● WORK REQUIRED: Give only the number of lines in the data that include the string "Category".

● DATA FOR THE TASK:
········
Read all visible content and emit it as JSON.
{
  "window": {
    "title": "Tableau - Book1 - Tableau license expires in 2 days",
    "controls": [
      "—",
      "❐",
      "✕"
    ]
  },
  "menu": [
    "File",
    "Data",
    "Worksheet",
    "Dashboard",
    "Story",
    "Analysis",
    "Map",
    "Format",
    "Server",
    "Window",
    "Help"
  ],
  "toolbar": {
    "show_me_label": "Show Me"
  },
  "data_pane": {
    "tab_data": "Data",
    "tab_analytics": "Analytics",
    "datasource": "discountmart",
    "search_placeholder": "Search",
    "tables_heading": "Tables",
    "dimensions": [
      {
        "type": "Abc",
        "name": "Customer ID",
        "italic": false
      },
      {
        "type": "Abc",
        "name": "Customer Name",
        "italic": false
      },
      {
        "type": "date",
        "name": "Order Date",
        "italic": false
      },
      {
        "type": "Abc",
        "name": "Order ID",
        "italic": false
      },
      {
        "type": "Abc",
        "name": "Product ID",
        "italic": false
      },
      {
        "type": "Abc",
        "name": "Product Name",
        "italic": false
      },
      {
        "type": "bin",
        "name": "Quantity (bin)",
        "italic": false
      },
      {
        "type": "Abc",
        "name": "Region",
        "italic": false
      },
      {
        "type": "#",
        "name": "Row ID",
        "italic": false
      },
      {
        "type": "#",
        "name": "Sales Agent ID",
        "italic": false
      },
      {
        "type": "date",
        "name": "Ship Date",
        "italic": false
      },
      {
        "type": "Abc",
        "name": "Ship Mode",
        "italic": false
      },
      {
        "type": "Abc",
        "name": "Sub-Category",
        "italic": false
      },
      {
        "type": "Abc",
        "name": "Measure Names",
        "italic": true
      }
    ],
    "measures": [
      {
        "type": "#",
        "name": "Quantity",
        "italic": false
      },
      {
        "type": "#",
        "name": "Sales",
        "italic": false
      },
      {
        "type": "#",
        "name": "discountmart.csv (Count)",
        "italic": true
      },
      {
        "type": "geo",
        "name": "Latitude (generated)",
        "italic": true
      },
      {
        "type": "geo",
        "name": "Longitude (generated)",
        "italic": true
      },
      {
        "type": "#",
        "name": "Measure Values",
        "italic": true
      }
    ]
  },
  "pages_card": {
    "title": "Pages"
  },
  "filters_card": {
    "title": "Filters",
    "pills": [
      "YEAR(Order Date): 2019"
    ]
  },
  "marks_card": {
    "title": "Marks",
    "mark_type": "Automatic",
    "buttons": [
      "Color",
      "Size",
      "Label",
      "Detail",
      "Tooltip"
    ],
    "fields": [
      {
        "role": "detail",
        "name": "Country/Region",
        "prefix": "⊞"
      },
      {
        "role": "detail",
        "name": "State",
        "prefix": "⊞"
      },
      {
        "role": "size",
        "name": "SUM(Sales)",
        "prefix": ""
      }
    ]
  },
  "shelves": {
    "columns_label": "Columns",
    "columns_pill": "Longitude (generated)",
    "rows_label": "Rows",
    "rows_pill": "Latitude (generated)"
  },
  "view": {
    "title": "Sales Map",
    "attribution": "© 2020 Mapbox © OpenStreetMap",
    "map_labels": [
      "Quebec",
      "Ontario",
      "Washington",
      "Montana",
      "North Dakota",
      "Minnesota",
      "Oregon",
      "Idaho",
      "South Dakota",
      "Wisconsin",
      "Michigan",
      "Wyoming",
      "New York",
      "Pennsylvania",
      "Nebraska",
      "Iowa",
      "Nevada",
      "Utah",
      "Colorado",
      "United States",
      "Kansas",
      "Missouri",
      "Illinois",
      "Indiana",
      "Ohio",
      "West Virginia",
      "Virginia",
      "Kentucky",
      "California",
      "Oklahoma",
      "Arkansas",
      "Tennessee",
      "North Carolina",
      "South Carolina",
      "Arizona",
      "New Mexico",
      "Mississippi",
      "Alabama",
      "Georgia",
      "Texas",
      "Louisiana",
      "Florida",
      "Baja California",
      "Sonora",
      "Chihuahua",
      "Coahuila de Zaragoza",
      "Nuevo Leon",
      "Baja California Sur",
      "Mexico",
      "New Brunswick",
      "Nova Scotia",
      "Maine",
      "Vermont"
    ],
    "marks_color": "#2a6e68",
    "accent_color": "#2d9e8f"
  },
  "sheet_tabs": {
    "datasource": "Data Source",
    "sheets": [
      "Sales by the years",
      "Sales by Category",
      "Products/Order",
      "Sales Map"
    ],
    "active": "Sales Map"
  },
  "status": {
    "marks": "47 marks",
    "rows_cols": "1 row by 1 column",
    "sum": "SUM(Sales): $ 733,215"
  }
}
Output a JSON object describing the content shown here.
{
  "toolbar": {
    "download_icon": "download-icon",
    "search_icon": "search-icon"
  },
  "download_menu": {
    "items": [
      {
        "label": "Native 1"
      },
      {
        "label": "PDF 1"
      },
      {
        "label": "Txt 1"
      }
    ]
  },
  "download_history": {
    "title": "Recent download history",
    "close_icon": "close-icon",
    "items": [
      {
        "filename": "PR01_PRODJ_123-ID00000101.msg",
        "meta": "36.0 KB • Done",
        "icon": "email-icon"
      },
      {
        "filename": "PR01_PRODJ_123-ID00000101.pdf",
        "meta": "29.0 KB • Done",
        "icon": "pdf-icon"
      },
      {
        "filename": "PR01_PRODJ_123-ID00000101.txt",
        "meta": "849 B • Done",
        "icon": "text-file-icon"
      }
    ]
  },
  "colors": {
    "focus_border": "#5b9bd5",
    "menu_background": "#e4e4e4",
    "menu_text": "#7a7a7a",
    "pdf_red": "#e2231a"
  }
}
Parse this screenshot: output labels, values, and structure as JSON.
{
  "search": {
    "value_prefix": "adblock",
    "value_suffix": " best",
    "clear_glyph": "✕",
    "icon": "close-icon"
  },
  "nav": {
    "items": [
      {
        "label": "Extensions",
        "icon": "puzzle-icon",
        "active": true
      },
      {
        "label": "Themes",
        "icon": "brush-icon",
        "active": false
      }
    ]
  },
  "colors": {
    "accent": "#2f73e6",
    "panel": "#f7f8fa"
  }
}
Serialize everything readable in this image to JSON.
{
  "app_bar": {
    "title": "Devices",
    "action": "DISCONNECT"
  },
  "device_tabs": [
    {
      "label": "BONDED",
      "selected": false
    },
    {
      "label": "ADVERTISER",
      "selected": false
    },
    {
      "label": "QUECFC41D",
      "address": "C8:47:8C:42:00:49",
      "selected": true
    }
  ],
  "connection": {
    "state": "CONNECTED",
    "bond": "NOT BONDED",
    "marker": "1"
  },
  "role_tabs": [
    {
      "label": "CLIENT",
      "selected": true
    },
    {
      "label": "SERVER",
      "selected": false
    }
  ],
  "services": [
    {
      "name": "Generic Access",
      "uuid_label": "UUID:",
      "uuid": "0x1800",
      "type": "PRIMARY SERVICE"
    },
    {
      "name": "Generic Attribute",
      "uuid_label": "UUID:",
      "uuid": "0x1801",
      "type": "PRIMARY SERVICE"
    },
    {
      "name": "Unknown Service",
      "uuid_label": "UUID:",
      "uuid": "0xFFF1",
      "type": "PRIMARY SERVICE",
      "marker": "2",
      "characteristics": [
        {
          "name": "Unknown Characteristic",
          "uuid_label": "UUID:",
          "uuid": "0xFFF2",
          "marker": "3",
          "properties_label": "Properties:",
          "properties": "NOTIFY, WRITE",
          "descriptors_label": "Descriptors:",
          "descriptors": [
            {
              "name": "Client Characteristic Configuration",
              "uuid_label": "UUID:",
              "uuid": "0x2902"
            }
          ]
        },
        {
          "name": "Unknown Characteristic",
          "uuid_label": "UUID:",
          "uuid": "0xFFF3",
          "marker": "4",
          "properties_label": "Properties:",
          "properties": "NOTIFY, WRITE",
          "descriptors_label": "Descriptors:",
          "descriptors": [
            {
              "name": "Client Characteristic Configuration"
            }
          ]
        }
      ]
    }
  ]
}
········
● THE ANSWER: 2